## Stated goal
Your task is to gather the lines below that hold the string "color".
....
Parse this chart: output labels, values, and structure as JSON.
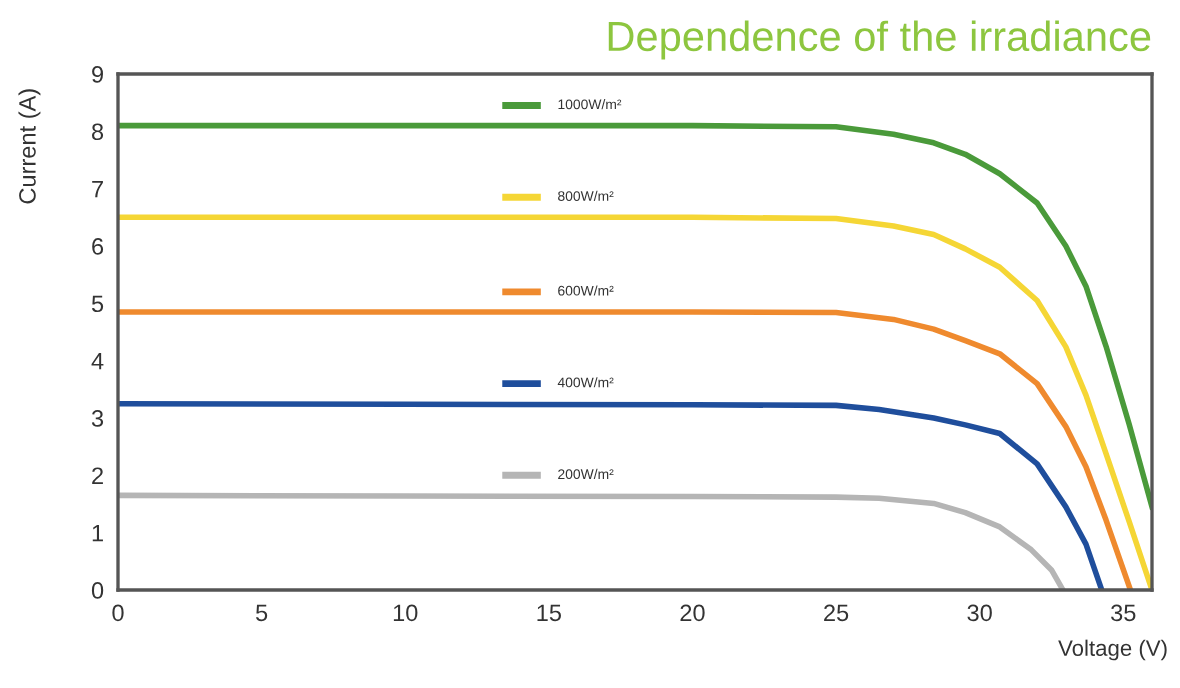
{
  "chart_data": {
    "type": "line",
    "title": "Dependence of the irradiance",
    "xlabel": "Voltage (V)",
    "ylabel": "Current (A)",
    "xlim": [
      0,
      36
    ],
    "ylim": [
      0,
      9
    ],
    "xticks": [
      0,
      5,
      10,
      15,
      20,
      25,
      30,
      35
    ],
    "yticks": [
      0,
      1,
      2,
      3,
      4,
      5,
      6,
      7,
      8,
      9
    ],
    "grid": false,
    "legend": "top",
    "marker": "none",
    "line_style": "solid",
    "series": [
      {
        "name": "1000W/m²",
        "color": "#4a9a3a",
        "x": [
          0,
          10,
          20,
          25,
          27,
          28.4,
          29.5,
          30.7,
          32,
          33,
          33.7,
          34.4,
          35.2,
          36
        ],
        "values": [
          8.1,
          8.1,
          8.1,
          8.08,
          7.95,
          7.8,
          7.6,
          7.26,
          6.75,
          6.0,
          5.3,
          4.25,
          2.9,
          1.45
        ]
      },
      {
        "name": "800W/m²",
        "color": "#f5d635",
        "x": [
          0,
          10,
          20,
          25,
          27,
          28.4,
          29.5,
          30.7,
          32,
          33,
          33.7,
          34.4,
          35.2,
          36
        ],
        "values": [
          6.5,
          6.5,
          6.5,
          6.48,
          6.35,
          6.2,
          5.95,
          5.63,
          5.05,
          4.24,
          3.4,
          2.38,
          1.2,
          0
        ]
      },
      {
        "name": "600W/m²",
        "color": "#ef8a2e",
        "x": [
          0,
          10,
          20,
          25,
          27,
          28.4,
          29.5,
          30.7,
          32,
          33,
          33.7,
          34.4,
          35.25
        ],
        "values": [
          4.85,
          4.85,
          4.85,
          4.84,
          4.72,
          4.55,
          4.35,
          4.12,
          3.6,
          2.85,
          2.15,
          1.22,
          0
        ]
      },
      {
        "name": "400W/m²",
        "color": "#1f4e9c",
        "x": [
          0,
          10,
          20,
          25,
          26.5,
          28.4,
          29.5,
          30.7,
          32,
          33,
          33.7,
          34.25
        ],
        "values": [
          3.25,
          3.24,
          3.23,
          3.22,
          3.15,
          3.0,
          2.88,
          2.73,
          2.2,
          1.45,
          0.8,
          0
        ]
      },
      {
        "name": "200W/m²",
        "color": "#b5b5b5",
        "x": [
          0,
          10,
          20,
          25,
          26.5,
          28.4,
          29.5,
          30.7,
          31.8,
          32.5,
          32.9
        ],
        "values": [
          1.65,
          1.64,
          1.63,
          1.62,
          1.6,
          1.51,
          1.35,
          1.1,
          0.7,
          0.35,
          0
        ]
      }
    ]
  }
}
....
## The response
        "color": "#4a9a3a",
        "color": "#f5d635",
        "color": "#ef8a2e",
        "color": "#1f4e9c",
        "color": "#b5b5b5",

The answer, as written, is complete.